▶ _Exercise task_
Write out all lines holding the word "εταιρείας".

____ Listed records

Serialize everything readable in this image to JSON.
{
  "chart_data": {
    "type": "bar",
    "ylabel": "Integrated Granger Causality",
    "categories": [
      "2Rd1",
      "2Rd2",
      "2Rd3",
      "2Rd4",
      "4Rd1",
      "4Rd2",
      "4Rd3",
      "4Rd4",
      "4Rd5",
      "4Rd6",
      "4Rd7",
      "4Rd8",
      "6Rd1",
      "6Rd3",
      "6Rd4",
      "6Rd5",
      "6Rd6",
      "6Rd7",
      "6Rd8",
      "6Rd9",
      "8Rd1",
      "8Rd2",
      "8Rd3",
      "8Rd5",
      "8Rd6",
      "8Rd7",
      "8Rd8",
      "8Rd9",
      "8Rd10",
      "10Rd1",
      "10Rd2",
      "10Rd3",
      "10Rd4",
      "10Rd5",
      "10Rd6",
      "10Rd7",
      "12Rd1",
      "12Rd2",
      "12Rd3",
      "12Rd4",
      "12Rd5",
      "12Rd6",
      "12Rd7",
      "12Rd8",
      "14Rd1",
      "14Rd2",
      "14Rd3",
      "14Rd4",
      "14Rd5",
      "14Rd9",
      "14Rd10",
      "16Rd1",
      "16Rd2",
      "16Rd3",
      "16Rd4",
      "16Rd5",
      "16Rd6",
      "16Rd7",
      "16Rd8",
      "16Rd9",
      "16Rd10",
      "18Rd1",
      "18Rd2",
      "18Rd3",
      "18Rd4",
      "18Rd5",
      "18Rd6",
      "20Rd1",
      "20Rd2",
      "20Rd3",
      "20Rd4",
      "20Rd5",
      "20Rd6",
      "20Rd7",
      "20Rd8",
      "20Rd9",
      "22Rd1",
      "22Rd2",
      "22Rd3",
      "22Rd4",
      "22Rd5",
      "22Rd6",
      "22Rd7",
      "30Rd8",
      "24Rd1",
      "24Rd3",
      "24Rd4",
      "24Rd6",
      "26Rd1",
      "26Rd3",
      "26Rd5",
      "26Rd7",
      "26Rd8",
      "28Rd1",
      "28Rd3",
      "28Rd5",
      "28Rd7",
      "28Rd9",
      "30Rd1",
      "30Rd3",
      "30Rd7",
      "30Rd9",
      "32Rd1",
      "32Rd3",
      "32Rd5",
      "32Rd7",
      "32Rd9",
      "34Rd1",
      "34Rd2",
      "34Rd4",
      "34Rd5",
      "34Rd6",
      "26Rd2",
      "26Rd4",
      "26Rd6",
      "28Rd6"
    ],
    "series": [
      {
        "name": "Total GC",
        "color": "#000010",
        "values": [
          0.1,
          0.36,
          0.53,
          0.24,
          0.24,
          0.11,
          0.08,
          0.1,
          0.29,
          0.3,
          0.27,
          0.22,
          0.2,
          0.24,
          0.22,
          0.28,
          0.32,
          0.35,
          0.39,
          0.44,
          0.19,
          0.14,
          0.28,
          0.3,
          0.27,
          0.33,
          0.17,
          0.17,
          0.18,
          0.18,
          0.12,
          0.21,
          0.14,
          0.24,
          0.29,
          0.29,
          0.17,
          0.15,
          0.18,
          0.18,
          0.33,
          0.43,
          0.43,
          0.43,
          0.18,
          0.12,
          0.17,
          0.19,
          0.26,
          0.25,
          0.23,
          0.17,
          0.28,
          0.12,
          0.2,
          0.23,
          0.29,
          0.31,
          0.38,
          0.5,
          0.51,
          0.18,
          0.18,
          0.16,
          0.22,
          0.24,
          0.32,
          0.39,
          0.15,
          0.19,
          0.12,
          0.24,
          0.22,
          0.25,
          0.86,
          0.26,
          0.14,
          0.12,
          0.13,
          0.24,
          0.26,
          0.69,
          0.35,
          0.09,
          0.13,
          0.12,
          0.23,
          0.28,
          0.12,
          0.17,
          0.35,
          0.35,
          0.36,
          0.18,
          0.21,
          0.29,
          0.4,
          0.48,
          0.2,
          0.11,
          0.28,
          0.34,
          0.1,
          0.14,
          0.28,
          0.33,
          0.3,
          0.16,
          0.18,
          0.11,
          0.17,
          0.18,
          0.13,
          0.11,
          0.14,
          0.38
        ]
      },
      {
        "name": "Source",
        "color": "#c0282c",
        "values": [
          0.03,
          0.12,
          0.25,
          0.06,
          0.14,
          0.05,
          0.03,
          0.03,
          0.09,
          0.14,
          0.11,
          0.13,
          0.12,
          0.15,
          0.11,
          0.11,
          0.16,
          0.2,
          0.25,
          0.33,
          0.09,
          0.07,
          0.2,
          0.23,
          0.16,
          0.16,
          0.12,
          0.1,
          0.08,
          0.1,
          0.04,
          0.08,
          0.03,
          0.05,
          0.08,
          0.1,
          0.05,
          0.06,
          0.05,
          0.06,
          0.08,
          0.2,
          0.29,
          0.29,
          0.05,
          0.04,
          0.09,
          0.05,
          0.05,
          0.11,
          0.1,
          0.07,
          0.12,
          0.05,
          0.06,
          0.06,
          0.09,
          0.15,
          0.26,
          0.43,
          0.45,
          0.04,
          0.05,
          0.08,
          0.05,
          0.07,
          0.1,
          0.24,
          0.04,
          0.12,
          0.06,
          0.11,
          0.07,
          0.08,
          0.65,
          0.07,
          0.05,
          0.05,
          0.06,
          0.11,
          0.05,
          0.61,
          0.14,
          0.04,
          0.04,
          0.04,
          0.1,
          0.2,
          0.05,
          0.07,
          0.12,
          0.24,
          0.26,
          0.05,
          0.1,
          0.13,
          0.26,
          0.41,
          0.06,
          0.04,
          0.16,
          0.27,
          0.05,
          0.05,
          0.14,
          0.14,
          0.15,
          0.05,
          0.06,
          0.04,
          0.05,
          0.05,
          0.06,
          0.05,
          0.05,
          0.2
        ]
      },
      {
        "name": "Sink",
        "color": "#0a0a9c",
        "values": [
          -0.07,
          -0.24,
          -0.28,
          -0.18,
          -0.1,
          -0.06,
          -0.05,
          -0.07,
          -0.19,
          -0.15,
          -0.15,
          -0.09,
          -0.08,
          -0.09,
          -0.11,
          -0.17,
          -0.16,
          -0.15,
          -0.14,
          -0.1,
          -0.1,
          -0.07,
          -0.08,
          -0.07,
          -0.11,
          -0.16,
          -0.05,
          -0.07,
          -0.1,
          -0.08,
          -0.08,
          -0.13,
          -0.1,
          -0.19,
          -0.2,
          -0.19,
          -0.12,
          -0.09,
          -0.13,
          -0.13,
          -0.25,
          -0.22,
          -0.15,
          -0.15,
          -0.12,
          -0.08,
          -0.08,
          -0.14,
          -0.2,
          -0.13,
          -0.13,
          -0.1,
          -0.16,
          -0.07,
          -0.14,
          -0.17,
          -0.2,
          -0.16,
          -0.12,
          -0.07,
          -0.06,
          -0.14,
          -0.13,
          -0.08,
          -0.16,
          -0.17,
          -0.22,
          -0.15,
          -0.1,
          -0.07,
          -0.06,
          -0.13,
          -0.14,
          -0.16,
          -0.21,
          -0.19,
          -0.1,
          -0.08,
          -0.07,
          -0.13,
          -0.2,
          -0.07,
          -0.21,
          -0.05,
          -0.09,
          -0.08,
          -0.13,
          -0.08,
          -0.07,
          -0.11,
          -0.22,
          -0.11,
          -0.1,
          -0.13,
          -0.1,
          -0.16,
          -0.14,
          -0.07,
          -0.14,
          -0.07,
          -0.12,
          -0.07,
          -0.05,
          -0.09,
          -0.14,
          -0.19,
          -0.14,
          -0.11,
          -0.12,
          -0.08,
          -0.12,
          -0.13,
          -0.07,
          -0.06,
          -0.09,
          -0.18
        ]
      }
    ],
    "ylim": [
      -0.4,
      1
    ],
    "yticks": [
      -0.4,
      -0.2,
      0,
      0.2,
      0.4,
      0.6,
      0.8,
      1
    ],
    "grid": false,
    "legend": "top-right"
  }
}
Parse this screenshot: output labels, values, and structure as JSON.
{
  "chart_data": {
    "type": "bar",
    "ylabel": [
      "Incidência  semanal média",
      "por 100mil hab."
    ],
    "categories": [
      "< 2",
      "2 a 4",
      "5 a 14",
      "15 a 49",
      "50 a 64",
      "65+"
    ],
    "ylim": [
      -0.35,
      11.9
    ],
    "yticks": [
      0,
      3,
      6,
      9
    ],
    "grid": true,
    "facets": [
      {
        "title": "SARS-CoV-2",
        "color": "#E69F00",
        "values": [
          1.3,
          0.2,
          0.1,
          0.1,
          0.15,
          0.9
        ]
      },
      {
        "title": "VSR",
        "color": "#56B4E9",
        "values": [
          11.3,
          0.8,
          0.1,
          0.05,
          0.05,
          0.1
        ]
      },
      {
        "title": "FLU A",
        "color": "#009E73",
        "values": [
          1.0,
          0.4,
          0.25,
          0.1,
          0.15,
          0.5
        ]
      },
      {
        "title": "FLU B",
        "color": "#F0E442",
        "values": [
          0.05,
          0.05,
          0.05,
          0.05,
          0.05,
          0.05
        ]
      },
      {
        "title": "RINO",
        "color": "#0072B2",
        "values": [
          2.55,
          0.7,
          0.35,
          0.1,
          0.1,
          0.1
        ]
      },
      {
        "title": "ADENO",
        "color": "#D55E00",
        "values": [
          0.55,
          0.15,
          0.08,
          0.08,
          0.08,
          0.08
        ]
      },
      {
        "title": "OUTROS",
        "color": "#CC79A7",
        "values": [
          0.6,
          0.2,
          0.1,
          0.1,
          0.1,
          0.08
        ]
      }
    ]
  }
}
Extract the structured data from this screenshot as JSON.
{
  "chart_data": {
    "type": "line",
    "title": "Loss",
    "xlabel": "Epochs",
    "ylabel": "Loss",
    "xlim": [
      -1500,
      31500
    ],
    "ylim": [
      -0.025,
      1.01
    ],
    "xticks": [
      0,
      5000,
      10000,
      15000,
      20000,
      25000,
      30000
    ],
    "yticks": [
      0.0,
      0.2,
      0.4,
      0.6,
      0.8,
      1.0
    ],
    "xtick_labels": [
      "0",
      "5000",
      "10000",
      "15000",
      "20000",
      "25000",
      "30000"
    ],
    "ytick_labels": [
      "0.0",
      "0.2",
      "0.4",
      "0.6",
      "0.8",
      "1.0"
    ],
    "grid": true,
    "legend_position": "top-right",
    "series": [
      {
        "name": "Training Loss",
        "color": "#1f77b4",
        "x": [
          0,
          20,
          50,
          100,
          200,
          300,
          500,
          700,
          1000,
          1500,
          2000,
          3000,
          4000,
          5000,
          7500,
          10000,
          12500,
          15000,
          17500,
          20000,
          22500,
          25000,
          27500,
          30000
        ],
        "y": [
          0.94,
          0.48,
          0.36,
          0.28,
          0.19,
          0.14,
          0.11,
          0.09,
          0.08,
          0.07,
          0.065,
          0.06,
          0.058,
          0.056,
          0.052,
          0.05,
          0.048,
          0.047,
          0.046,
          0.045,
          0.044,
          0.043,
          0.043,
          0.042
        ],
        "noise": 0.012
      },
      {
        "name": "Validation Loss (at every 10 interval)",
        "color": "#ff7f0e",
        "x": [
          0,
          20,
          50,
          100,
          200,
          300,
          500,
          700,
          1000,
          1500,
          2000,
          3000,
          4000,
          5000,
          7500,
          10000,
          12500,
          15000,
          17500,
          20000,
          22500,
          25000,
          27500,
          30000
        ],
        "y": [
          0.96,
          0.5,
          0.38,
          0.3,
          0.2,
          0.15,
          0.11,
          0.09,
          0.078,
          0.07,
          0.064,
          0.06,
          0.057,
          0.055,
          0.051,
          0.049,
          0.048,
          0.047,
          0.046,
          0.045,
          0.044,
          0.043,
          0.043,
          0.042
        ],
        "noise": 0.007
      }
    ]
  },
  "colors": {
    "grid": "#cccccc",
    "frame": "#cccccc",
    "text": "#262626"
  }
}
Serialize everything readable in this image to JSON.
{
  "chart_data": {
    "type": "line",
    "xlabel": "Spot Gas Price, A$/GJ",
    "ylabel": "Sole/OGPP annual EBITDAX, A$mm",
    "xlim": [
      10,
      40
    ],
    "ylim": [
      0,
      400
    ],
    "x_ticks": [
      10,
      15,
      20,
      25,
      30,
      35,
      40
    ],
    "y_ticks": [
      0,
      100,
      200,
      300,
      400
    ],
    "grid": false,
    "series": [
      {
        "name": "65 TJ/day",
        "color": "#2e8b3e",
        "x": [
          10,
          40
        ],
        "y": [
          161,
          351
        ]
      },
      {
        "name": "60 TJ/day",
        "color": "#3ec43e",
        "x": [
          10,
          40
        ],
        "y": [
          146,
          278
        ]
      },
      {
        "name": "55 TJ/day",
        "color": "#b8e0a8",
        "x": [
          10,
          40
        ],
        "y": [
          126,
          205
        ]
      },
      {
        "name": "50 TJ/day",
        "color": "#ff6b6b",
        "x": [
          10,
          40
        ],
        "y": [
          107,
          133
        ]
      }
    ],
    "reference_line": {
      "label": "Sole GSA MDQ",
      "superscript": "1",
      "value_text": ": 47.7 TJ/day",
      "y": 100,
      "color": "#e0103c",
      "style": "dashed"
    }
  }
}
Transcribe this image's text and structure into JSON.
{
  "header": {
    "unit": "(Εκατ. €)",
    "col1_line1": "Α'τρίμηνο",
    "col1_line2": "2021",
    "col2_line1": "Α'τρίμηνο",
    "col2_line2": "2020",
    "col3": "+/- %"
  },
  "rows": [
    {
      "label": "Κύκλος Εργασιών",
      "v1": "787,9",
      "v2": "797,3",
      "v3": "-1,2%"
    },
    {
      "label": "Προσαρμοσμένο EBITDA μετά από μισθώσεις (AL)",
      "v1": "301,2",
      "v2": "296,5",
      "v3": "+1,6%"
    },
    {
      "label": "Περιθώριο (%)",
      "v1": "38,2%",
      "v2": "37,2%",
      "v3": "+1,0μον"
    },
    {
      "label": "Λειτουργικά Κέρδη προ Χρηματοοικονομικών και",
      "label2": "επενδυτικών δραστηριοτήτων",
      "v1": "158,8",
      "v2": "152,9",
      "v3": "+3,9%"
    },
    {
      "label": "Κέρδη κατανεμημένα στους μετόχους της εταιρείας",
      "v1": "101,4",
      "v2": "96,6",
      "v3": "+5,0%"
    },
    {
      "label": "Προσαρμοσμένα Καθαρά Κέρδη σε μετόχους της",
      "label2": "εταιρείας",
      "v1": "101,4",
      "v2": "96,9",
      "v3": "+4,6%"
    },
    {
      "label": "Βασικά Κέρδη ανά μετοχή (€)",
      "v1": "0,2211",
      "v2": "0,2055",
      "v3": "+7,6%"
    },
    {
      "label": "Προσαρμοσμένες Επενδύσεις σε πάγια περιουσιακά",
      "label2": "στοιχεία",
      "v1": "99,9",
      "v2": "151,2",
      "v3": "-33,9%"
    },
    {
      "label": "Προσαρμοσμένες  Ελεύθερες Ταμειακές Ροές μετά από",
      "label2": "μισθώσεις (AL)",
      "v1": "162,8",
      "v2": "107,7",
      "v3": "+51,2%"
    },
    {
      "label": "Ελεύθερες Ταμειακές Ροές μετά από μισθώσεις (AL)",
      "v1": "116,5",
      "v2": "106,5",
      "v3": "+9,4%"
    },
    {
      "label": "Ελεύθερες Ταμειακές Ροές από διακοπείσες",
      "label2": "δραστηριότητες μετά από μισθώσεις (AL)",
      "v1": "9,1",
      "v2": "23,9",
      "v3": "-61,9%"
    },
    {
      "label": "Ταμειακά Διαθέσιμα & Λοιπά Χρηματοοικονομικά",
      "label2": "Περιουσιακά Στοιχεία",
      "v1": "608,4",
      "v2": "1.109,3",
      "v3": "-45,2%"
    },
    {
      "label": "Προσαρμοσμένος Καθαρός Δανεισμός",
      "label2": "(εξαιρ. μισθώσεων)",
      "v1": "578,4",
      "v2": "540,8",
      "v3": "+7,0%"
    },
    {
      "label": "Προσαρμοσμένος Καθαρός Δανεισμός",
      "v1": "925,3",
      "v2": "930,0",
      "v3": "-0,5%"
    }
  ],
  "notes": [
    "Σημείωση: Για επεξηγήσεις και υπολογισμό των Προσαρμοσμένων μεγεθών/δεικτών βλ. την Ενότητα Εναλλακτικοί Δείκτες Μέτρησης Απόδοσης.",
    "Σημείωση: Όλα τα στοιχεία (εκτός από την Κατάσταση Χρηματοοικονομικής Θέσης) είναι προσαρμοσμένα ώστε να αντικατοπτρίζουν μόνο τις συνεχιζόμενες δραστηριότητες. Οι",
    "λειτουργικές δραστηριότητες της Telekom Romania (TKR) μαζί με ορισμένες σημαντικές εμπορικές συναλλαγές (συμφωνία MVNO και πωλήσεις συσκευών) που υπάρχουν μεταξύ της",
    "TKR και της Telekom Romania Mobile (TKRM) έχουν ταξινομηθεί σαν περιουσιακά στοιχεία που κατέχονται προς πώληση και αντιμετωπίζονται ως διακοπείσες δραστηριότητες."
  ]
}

________

▶ _Response_
      "label": "Κέρδη κατανεμημένα στους μετόχους της εταιρείας",
      "label2": "εταιρείας",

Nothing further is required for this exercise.